_What to do_
Below is a set of records; print all of them exactly as written.

_Records for the task_
════════

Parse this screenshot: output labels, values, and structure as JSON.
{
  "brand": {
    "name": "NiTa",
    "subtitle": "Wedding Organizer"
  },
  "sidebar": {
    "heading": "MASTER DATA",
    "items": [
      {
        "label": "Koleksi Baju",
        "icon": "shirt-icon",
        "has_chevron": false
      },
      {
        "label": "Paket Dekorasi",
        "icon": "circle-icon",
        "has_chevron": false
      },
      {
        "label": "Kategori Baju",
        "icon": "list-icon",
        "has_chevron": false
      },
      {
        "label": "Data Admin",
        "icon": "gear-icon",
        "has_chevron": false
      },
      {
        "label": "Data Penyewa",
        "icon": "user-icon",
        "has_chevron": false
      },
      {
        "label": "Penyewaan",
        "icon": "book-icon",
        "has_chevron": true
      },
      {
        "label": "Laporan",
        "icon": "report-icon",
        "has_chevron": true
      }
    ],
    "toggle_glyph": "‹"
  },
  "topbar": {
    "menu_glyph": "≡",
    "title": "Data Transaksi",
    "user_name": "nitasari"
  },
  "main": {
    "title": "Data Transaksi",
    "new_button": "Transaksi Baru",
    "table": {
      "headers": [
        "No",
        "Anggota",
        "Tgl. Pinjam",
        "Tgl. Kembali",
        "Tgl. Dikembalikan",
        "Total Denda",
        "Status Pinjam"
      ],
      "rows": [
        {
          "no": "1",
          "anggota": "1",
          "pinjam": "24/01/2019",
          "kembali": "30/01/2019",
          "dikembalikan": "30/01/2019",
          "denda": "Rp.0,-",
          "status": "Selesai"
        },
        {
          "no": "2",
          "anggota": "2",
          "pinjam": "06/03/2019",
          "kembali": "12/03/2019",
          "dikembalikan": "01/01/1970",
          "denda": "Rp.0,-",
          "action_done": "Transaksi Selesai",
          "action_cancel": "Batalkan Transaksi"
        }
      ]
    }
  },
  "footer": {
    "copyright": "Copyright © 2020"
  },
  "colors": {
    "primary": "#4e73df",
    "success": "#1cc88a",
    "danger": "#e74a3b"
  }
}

════════

_Result of the task_
Parse this screenshot: output labels, values, and structure as JSON.
{
  "brand": {
    "name": "NiTa",
    "subtitle": "Wedding Organizer"
  },
  "sidebar": {
    "heading": "MASTER DATA",
    "items": [
      {
        "label": "Koleksi Baju",
        "icon": "shirt-icon",
        "has_chevron": false
      },
      {
        "label": "Paket Dekorasi",
        "icon": "circle-icon",
        "has_chevron": false
      },
      {
        "label": "Kategori Baju",
        "icon": "list-icon",
        "has_chevron": false
      },
      {
        "label": "Data Admin",
        "icon": "gear-icon",
        "has_chevron": false
      },
      {
        "label": "Data Penyewa",
        "icon": "user-icon",
        "has_chevron": false
      },
      {
        "label": "Penyewaan",
        "icon": "book-icon",
        "has_chevron": true
      },
      {
        "label": "Laporan",
        "icon": "report-icon",
        "has_chevron": true
      }
    ],
    "toggle_glyph": "‹"
  },
  "topbar": {
    "menu_glyph": "≡",
    "title": "Data Transaksi",
    "user_name": "nitasari"
  },
  "main": {
    "title": "Data Transaksi",
    "new_button": "Transaksi Baru",
    "table": {
      "headers": [
        "No",
        "Anggota",
        "Tgl. Pinjam",
        "Tgl. Kembali",
        "Tgl. Dikembalikan",
        "Total Denda",
        "Status Pinjam"
      ],
      "rows": [
        {
          "no": "1",
          "anggota": "1",
          "pinjam": "24/01/2019",
          "kembali": "30/01/2019",
          "dikembalikan": "30/01/2019",
          "denda": "Rp.0,-",
          "status": "Selesai"
        },
        {
          "no": "2",
          "anggota": "2",
          "pinjam": "06/03/2019",
          "kembali": "12/03/2019",
          "dikembalikan": "01/01/1970",
          "denda": "Rp.0,-",
          "action_done": "Transaksi Selesai",
          "action_cancel": "Batalkan Transaksi"
        }
      ]
    }
  },
  "footer": {
    "copyright": "Copyright © 2020"
  },
  "colors": {
    "primary": "#4e73df",
    "success": "#1cc88a",
    "danger": "#e74a3b"
  }
}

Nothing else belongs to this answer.